**Short exercise**
Return the entries below in their exact form, leaving the pictures out.

**Given records**
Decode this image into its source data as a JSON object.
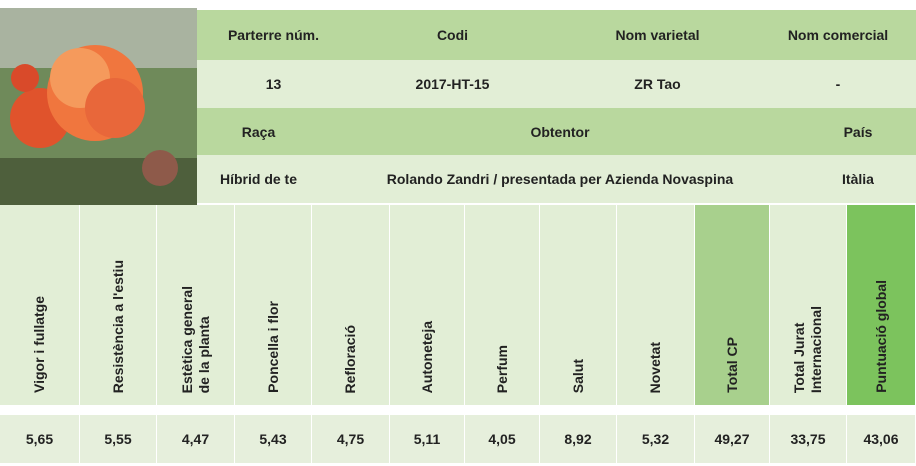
{
  "info": {
    "row1": [
      "Parterre núm.",
      "Codi",
      "Nom varietal",
      "Nom comercial"
    ],
    "row2": [
      "13",
      "2017-HT-15",
      "ZR Tao",
      "-"
    ],
    "row3": [
      "Raça",
      "Obtentor",
      "País"
    ],
    "row4": [
      "Híbrid de te",
      "Rolando Zandri / presentada per Azienda Novaspina",
      "Itàlia"
    ]
  },
  "scores": [
    {
      "label": "Vigor i fullatge",
      "value": "5,65"
    },
    {
      "label": "Resistència a l'estiu",
      "value": "5,55"
    },
    {
      "label": "Estètica general\nde la planta",
      "value": "4,47"
    },
    {
      "label": "Poncella i flor",
      "value": "5,43"
    },
    {
      "label": "Refloració",
      "value": "4,75"
    },
    {
      "label": "Autoneteja",
      "value": "5,11"
    },
    {
      "label": "Perfum",
      "value": "4,05"
    },
    {
      "label": "Salut",
      "value": "8,92"
    },
    {
      "label": "Novetat",
      "value": "5,32"
    },
    {
      "label": "Total CP",
      "value": "49,27"
    },
    {
      "label": "Total Jurat\nInternacional",
      "value": "33,75"
    },
    {
      "label": "Puntuació global",
      "value": "43,06"
    }
  ]
}
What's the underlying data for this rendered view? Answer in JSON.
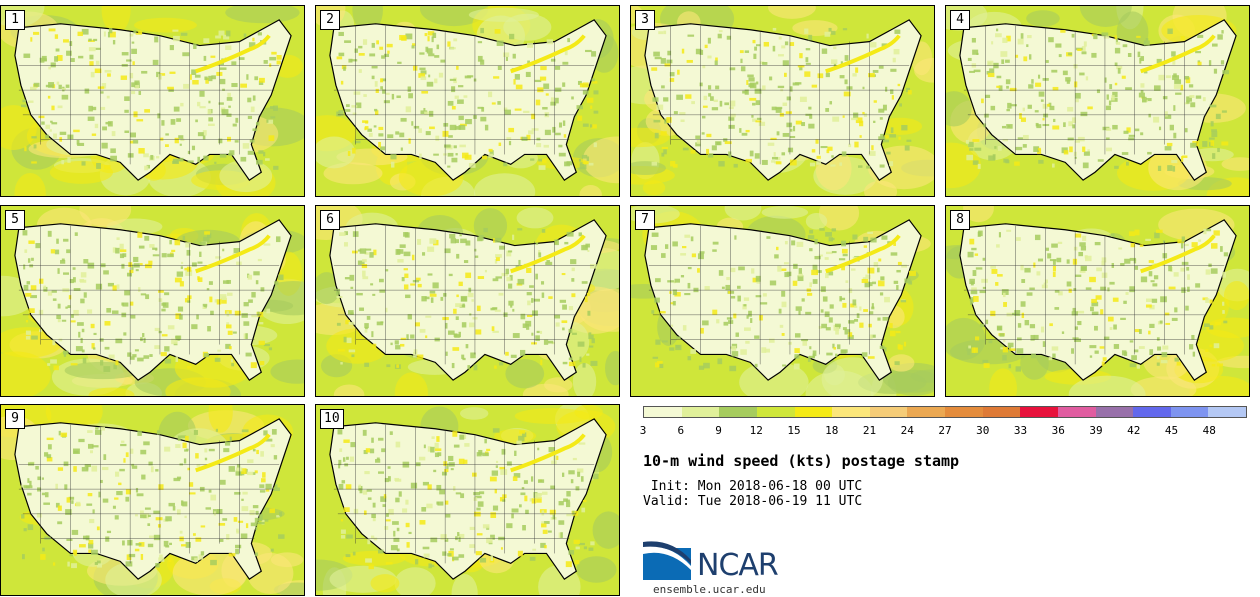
{
  "panels": [
    {
      "label": "1"
    },
    {
      "label": "2"
    },
    {
      "label": "3"
    },
    {
      "label": "4"
    },
    {
      "label": "5"
    },
    {
      "label": "6"
    },
    {
      "label": "7"
    },
    {
      "label": "8"
    },
    {
      "label": "9"
    },
    {
      "label": "10"
    }
  ],
  "colorbar": {
    "colors": [
      "#f4f9d4",
      "#e0f09a",
      "#a6cc5e",
      "#cfe63a",
      "#f4ea16",
      "#fbe67a",
      "#f5cc78",
      "#eba852",
      "#e48c3c",
      "#de7a36",
      "#e8123c",
      "#e05ca0",
      "#9870aa",
      "#6268ec",
      "#7e94f0",
      "#b4c8f4"
    ],
    "ticks": [
      "3",
      "6",
      "9",
      "12",
      "15",
      "18",
      "21",
      "24",
      "27",
      "30",
      "33",
      "36",
      "39",
      "42",
      "45",
      "48"
    ]
  },
  "title": "10-m wind speed (kts) postage stamp",
  "init": " Init: Mon 2018-06-18 00 UTC",
  "valid": "Valid: Tue 2018-06-19 11 UTC",
  "logo": {
    "text": "NCAR",
    "url": "ensemble.ucar.edu",
    "color_blue": "#0b6bb5",
    "color_navy": "#1e3f6e"
  }
}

**Expected output**
Decode this image into its source data as a JSON object.
{
  "info": {
    "row1": [
      "Parterre núm.",
      "Codi",
      "Nom varietal",
      "Nom comercial"
    ],
    "row2": [
      "13",
      "2017-HT-15",
      "ZR Tao",
      "-"
    ],
    "row3": [
      "Raça",
      "Obtentor",
      "País"
    ],
    "row4": [
      "Híbrid de te",
      "Rolando Zandri / presentada per Azienda Novaspina",
      "Itàlia"
    ]
  },
  "scores": [
    {
      "label": "Vigor i fullatge",
      "value": "5,65"
    },
    {
      "label": "Resistència a l'estiu",
      "value": "5,55"
    },
    {
      "label": "Estètica general\nde la planta",
      "value": "4,47"
    },
    {
      "label": "Poncella i flor",
      "value": "5,43"
    },
    {
      "label": "Refloració",
      "value": "4,75"
    },
    {
      "label": "Autoneteja",
      "value": "5,11"
    },
    {
      "label": "Perfum",
      "value": "4,05"
    },
    {
      "label": "Salut",
      "value": "8,92"
    },
    {
      "label": "Novetat",
      "value": "5,32"
    },
    {
      "label": "Total CP",
      "value": "49,27"
    },
    {
      "label": "Total Jurat\nInternacional",
      "value": "33,75"
    },
    {
      "label": "Puntuació global",
      "value": "43,06"
    }
  ]
}
What's the underlying data for this rendered view? Answer in JSON.
{
  "panels": [
    {
      "label": "1"
    },
    {
      "label": "2"
    },
    {
      "label": "3"
    },
    {
      "label": "4"
    },
    {
      "label": "5"
    },
    {
      "label": "6"
    },
    {
      "label": "7"
    },
    {
      "label": "8"
    },
    {
      "label": "9"
    },
    {
      "label": "10"
    }
  ],
  "colorbar": {
    "colors": [
      "#f4f9d4",
      "#e0f09a",
      "#a6cc5e",
      "#cfe63a",
      "#f4ea16",
      "#fbe67a",
      "#f5cc78",
      "#eba852",
      "#e48c3c",
      "#de7a36",
      "#e8123c",
      "#e05ca0",
      "#9870aa",
      "#6268ec",
      "#7e94f0",
      "#b4c8f4"
    ],
    "ticks": [
      "3",
      "6",
      "9",
      "12",
      "15",
      "18",
      "21",
      "24",
      "27",
      "30",
      "33",
      "36",
      "39",
      "42",
      "45",
      "48"
    ]
  },
  "title": "10-m wind speed (kts) postage stamp",
  "init": " Init: Mon 2018-06-18 00 UTC",
  "valid": "Valid: Tue 2018-06-19 11 UTC",
  "logo": {
    "text": "NCAR",
    "url": "ensemble.ucar.edu",
    "color_blue": "#0b6bb5",
    "color_navy": "#1e3f6e"
  }
}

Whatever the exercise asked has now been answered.